## start Input material
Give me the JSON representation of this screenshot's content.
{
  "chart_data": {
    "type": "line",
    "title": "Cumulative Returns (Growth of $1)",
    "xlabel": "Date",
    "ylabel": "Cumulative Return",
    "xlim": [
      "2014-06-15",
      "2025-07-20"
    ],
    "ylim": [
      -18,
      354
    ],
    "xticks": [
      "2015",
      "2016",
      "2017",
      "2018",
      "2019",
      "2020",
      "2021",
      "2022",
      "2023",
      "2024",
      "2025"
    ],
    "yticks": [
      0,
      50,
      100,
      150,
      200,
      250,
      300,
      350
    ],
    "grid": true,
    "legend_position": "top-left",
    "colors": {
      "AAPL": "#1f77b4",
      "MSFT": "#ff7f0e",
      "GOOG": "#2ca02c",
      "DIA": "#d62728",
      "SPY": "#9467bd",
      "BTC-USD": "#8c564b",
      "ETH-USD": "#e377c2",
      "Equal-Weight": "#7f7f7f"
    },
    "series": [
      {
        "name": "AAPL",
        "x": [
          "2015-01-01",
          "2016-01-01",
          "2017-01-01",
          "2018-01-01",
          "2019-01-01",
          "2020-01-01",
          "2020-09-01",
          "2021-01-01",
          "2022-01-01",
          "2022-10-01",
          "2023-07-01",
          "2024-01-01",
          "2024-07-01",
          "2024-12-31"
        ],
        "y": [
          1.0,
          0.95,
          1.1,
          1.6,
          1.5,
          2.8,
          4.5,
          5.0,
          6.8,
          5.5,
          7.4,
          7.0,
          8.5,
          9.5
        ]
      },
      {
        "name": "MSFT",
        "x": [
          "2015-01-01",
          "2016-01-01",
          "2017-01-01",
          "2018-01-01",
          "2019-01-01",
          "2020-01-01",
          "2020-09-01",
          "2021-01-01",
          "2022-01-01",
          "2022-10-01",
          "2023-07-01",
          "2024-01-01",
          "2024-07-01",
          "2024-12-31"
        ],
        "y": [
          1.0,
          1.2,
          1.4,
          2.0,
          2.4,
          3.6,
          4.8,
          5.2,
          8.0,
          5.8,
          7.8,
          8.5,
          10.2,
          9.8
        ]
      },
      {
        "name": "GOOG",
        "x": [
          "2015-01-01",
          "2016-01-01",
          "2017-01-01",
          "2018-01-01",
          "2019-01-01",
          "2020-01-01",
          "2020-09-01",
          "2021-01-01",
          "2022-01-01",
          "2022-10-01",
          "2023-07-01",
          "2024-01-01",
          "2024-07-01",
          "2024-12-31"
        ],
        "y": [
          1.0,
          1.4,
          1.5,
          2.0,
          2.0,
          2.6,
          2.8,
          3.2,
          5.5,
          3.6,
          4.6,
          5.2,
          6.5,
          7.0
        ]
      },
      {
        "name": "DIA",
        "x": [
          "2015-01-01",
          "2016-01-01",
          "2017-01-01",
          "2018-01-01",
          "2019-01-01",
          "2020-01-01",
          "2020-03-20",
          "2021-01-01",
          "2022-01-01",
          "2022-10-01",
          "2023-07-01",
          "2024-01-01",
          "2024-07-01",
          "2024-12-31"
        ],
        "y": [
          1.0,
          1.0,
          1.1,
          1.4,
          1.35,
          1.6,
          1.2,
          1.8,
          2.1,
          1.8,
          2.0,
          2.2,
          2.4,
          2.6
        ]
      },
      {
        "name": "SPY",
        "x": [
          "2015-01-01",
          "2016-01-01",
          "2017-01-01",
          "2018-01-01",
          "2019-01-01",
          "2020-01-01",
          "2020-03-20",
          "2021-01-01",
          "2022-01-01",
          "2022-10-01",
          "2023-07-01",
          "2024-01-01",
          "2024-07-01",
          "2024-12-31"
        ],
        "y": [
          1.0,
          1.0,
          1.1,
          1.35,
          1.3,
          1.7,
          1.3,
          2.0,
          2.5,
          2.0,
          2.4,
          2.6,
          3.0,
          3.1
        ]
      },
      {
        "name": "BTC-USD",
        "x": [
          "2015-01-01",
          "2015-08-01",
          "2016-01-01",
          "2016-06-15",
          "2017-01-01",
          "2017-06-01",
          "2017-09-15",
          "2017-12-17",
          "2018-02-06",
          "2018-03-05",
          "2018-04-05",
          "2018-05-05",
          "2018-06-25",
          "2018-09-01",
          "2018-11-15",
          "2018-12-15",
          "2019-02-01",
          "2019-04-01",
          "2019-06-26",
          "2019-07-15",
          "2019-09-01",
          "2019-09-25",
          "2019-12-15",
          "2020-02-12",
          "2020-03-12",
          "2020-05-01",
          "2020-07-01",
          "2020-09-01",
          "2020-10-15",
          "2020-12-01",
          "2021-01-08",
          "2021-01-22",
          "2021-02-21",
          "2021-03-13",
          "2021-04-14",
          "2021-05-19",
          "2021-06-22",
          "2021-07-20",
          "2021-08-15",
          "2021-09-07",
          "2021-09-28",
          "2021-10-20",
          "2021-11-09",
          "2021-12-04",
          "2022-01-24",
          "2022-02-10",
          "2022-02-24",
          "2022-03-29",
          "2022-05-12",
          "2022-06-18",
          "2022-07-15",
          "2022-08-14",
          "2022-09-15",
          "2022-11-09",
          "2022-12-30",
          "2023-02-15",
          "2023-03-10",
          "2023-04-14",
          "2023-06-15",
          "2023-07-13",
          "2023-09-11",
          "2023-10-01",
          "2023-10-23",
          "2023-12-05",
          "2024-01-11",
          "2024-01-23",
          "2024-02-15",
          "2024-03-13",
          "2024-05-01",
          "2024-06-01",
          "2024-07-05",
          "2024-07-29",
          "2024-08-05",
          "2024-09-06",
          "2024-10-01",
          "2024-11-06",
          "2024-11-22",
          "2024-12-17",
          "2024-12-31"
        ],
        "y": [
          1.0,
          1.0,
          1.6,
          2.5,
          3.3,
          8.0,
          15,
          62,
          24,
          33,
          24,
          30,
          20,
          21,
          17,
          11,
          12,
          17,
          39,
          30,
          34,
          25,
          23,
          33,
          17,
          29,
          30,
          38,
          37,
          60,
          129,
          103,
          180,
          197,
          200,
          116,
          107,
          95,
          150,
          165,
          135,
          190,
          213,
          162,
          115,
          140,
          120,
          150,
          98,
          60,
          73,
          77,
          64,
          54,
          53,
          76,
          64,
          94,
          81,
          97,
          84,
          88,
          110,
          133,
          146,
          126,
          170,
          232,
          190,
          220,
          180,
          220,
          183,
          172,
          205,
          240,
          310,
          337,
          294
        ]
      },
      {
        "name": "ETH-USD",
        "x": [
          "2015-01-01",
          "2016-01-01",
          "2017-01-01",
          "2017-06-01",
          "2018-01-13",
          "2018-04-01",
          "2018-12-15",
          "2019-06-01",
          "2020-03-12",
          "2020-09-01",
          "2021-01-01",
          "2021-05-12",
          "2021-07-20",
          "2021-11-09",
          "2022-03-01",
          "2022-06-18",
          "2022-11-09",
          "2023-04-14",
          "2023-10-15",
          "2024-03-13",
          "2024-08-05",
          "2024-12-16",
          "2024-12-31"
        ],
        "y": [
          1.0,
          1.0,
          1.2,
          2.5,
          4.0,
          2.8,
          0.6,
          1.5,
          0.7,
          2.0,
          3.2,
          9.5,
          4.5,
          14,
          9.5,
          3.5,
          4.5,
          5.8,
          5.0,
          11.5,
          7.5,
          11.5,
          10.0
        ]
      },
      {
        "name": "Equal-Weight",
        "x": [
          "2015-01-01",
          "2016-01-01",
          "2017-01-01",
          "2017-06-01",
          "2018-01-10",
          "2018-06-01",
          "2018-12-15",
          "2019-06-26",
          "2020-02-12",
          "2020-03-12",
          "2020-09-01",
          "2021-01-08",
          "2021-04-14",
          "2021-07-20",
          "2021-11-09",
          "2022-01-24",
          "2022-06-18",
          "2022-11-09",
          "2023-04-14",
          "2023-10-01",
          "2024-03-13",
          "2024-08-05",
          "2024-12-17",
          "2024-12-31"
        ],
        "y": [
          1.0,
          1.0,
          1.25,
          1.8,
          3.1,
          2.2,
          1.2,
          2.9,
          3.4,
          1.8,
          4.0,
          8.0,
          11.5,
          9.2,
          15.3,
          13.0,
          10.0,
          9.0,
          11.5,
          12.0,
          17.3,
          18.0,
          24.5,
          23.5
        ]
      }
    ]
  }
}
## end Input material
▸ **What is required**
Find the lines with the string "name" and reproduce them.

▸ **Expected output**
        "name": "AAPL",
        "name": "MSFT",
        "name": "GOOG",
        "name": "DIA",
        "name": "SPY",
        "name": "BTC-USD",
        "name": "ETH-USD",
        "name": "Equal-Weight",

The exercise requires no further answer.